Stored items from a collection:
/---
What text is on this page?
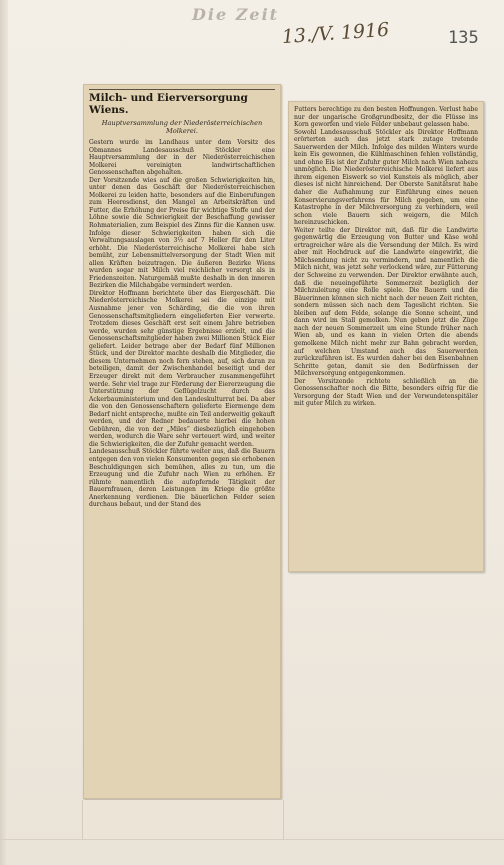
Die Zeit
13./V. 1916	135
Milch- und Eierversorgung Wiens.
Hauptversammlung der Niederösterreichischen Molkerei.
Gestern wurde im Landhaus unter dem Vorsitz des Obmannes Landesausschuß Stöckler eine Hauptversammlung der in der Niederösterreichischen Molkerei vereinigten landwirtschaftlichen Genossenschaften abgehalten.
Der Vorsitzende wies auf die großen Schwierigkeiten hin, unter denen das Geschäft der Niederösterreichischen Molkerei zu leiden hatte, besonders auf die Einberufungen zum Heeresdienst, den Mangel an Arbeitskräften und Futter, die Erhöhung der Preise für wichtige Stoffe und der Löhne sowie die Schwierigkeit der Beschaffung gewisser Rohmaterialien, zum Beispiel des Zinns für die Kannen usw. Infolge dieser Schwierigkeiten haben sich die Verwaltungsauslagen von 3½ auf 7 Heller für den Liter erhöht. Die Niederösterreichische Molkerei habe sich bemüht, zur Lebensmittelversorgung der Stadt Wien mit allen Kräften beizutragen. Die äußeren Bezirke Wiens wurden sogar mit Milch viel reichlicher versorgt als in Friedenszeiten. Naturgemäß mußte deshalb in den inneren Bezirken die Milchabgabe vermindert werden.
Direktor Hoffmann berichtete über das Eiergeschäft. Die Niederösterreichische Molkerei sei die einzige mit Ausnahme jener von Schärding, die die von ihren Genossenschaftsmitgliedern eingelieferten Eier verwerte. Trotzdem dieses Geschäft erst seit einem Jahre betrieben werde, wurden sehr günstige Ergebnisse erzielt, und die Genossenschaftsmitglieder haben zwei Millionen Stück Eier geliefert. Leider betrage aber der Bedarf fünf Millionen Stück, und der Direktor machte deshalb die Mitglieder, die diesem Unternehmen noch fern stehen, auf, sich daran zu beteiligen, damit der Zwischenhandel beseitigt und der Erzeuger direkt mit dem Verbraucher zusammengeführt werde. Sehr viel trage zur Förderung der Eiererzeugung die Unterstützung der Geflügelzucht durch das Ackerbauministerium und den Landeskulturrat bei. Da aber die von den Genossenschaftern gelieferte Eiermenge dem Bedarf nicht entspreche, mußte ein Teil anderweitig gekauft werden, und der Redner bedauerte hierbei die hohen Gebühren, die von der „Miles“ diesbezüglich eingehoben werden, wodurch die Ware sehr verteuert wird, und weiter die Schwierigkeiten, die der Zufuhr gemacht werden.
Landesausschuß Stöckler führte weiter aus, daß die Bauern entgegen den von vielen Konsumenten gegen sie erhobenen Beschuldigungen sich bemühen, alles zu tun, um die Erzeugung und die Zufuhr nach Wien zu erhöhen. Er rühmte namentlich die aufopfernde Tätigkeit der Bauernfrauen, deren Leistungen im Kriege die größte Anerkennung verdienen. Die bäuerlichen Felder seien durchaus bebaut, und der Stand des
Futters berechtige zu den besten Hoffnungen. Verlust habe nur der ungarische Großgrundbesitz, der die Flüsse ins Korn geworfen und viele Felder unbebaut gelassen habe.
Sowohl Landesausschuß Stöckler als Direktor Hoffmann erörterten auch das jetzt stark zutage tretende Sauerwerden der Milch. Infolge des milden Winters wurde kein Eis gewonnen, die Kühlmaschinen fehlen vollständig, und ohne Eis ist der Zufuhr guter Milch nach Wien nahezu unmöglich. Die Niederösterreichische Molkerei liefert aus ihrem eigenen Eiswerk so viel Kunsteis als möglich, aber dieses ist nicht hinreichend. Der Oberste Sanitätsrat habe daher die Aufhahmung zur Einführung eines neuen Konservierungsverfahrens für Milch gegeben, um eine Katastrophe in der Milchversorgung zu verhindern, weil schon viele Bauern sich weigern, die Milch hereinzuschicken.
Weiter teilte der Direktor mit, daß für die Landwirte gegenwärtig die Erzeugung von Butter und Käse wohl ertragreicher wäre als die Versendung der Milch. Es wird aber mit Hochdruck auf die Landwirte eingewirkt, die Milchsendung nicht zu vermindern, und namentlich die Milch nicht, was jetzt sehr verlockend wäre, zur Fütterung der Schweine zu verwenden. Der Direktor erwähnte auch, daß die neueingeführte Sommerzeit bezüglich der Milchzuleitung eine Rolle spiele. Die Bauern und die Bäuerinnen können sich nicht nach der neuen Zeit richten, sondern müssen sich nach dem Tageslicht richten. Sie bleiben auf dem Felde, solange die Sonne scheint, und dann wird im Stall gemolken. Nun geben jetzt die Züge nach der neuen Sommerzeit um eine Stunde früher nach Wien ab, und es kann in vielen Orten die abends gemolkene Milch nicht mehr zur Bahn gebracht werden, auf welchen Umstand auch das Sauerwerden zurückzuführen ist. Es wurden daher bei den Eisenbahnen Schritte getan, damit sie den Bedürfnissen der Milchversorgung entgegenkommen.
Der Vorsitzende richtete schließlich an die Genossenschafter noch die Bitte, besonders eifrig für die Versorgung der Stadt Wien und der Verwundetenspitäler mit guter Milch zu wirken.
\---
Task. Your task is to copy the entries in full and exactly, without any images.

Answer to the problem.
What text is on this page?
Die Zeit
13./V. 1916	135
Milch- und Eierversorgung Wiens.
Hauptversammlung der Niederösterreichischen Molkerei.
Gestern wurde im Landhaus unter dem Vorsitz des Obmannes Landesausschuß Stöckler eine Hauptversammlung der in der Niederösterreichischen Molkerei vereinigten landwirtschaftlichen Genossenschaften abgehalten.
Der Vorsitzende wies auf die großen Schwierigkeiten hin, unter denen das Geschäft der Niederösterreichischen Molkerei zu leiden hatte, besonders auf die Einberufungen zum Heeresdienst, den Mangel an Arbeitskräften und Futter, die Erhöhung der Preise für wichtige Stoffe und der Löhne sowie die Schwierigkeit der Beschaffung gewisser Rohmaterialien, zum Beispiel des Zinns für die Kannen usw. Infolge dieser Schwierigkeiten haben sich die Verwaltungsauslagen von 3½ auf 7 Heller für den Liter erhöht. Die Niederösterreichische Molkerei habe sich bemüht, zur Lebensmittelversorgung der Stadt Wien mit allen Kräften beizutragen. Die äußeren Bezirke Wiens wurden sogar mit Milch viel reichlicher versorgt als in Friedenszeiten. Naturgemäß mußte deshalb in den inneren Bezirken die Milchabgabe vermindert werden.
Direktor Hoffmann berichtete über das Eiergeschäft. Die Niederösterreichische Molkerei sei die einzige mit Ausnahme jener von Schärding, die die von ihren Genossenschaftsmitgliedern eingelieferten Eier verwerte. Trotzdem dieses Geschäft erst seit einem Jahre betrieben werde, wurden sehr günstige Ergebnisse erzielt, und die Genossenschaftsmitglieder haben zwei Millionen Stück Eier geliefert. Leider betrage aber der Bedarf fünf Millionen Stück, und der Direktor machte deshalb die Mitglieder, die diesem Unternehmen noch fern stehen, auf, sich daran zu beteiligen, damit der Zwischenhandel beseitigt und der Erzeuger direkt mit dem Verbraucher zusammengeführt werde. Sehr viel trage zur Förderung der Eiererzeugung die Unterstützung der Geflügelzucht durch das Ackerbauministerium und den Landeskulturrat bei. Da aber die von den Genossenschaftern gelieferte Eiermenge dem Bedarf nicht entspreche, mußte ein Teil anderweitig gekauft werden, und der Redner bedauerte hierbei die hohen Gebühren, die von der „Miles“ diesbezüglich eingehoben werden, wodurch die Ware sehr verteuert wird, und weiter die Schwierigkeiten, die der Zufuhr gemacht werden.
Landesausschuß Stöckler führte weiter aus, daß die Bauern entgegen den von vielen Konsumenten gegen sie erhobenen Beschuldigungen sich bemühen, alles zu tun, um die Erzeugung und die Zufuhr nach Wien zu erhöhen. Er rühmte namentlich die aufopfernde Tätigkeit der Bauernfrauen, deren Leistungen im Kriege die größte Anerkennung verdienen. Die bäuerlichen Felder seien durchaus bebaut, und der Stand des
Futters berechtige zu den besten Hoffnungen. Verlust habe nur der ungarische Großgrundbesitz, der die Flüsse ins Korn geworfen und viele Felder unbebaut gelassen habe.
Sowohl Landesausschuß Stöckler als Direktor Hoffmann erörterten auch das jetzt stark zutage tretende Sauerwerden der Milch. Infolge des milden Winters wurde kein Eis gewonnen, die Kühlmaschinen fehlen vollständig, und ohne Eis ist der Zufuhr guter Milch nach Wien nahezu unmöglich. Die Niederösterreichische Molkerei liefert aus ihrem eigenen Eiswerk so viel Kunsteis als möglich, aber dieses ist nicht hinreichend. Der Oberste Sanitätsrat habe daher die Aufhahmung zur Einführung eines neuen Konservierungsverfahrens für Milch gegeben, um eine Katastrophe in der Milchversorgung zu verhindern, weil schon viele Bauern sich weigern, die Milch hereinzuschicken.
Weiter teilte der Direktor mit, daß für die Landwirte gegenwärtig die Erzeugung von Butter und Käse wohl ertragreicher wäre als die Versendung der Milch. Es wird aber mit Hochdruck auf die Landwirte eingewirkt, die Milchsendung nicht zu vermindern, und namentlich die Milch nicht, was jetzt sehr verlockend wäre, zur Fütterung der Schweine zu verwenden. Der Direktor erwähnte auch, daß die neueingeführte Sommerzeit bezüglich der Milchzuleitung eine Rolle spiele. Die Bauern und die Bäuerinnen können sich nicht nach der neuen Zeit richten, sondern müssen sich nach dem Tageslicht richten. Sie bleiben auf dem Felde, solange die Sonne scheint, und dann wird im Stall gemolken. Nun geben jetzt die Züge nach der neuen Sommerzeit um eine Stunde früher nach Wien ab, und es kann in vielen Orten die abends gemolkene Milch nicht mehr zur Bahn gebracht werden, auf welchen Umstand auch das Sauerwerden zurückzuführen ist. Es wurden daher bei den Eisenbahnen Schritte getan, damit sie den Bedürfnissen der Milchversorgung entgegenkommen.
Der Vorsitzende richtete schließlich an die Genossenschafter noch die Bitte, besonders eifrig für die Versorgung der Stadt Wien und der Verwundetenspitäler mit guter Milch zu wirken.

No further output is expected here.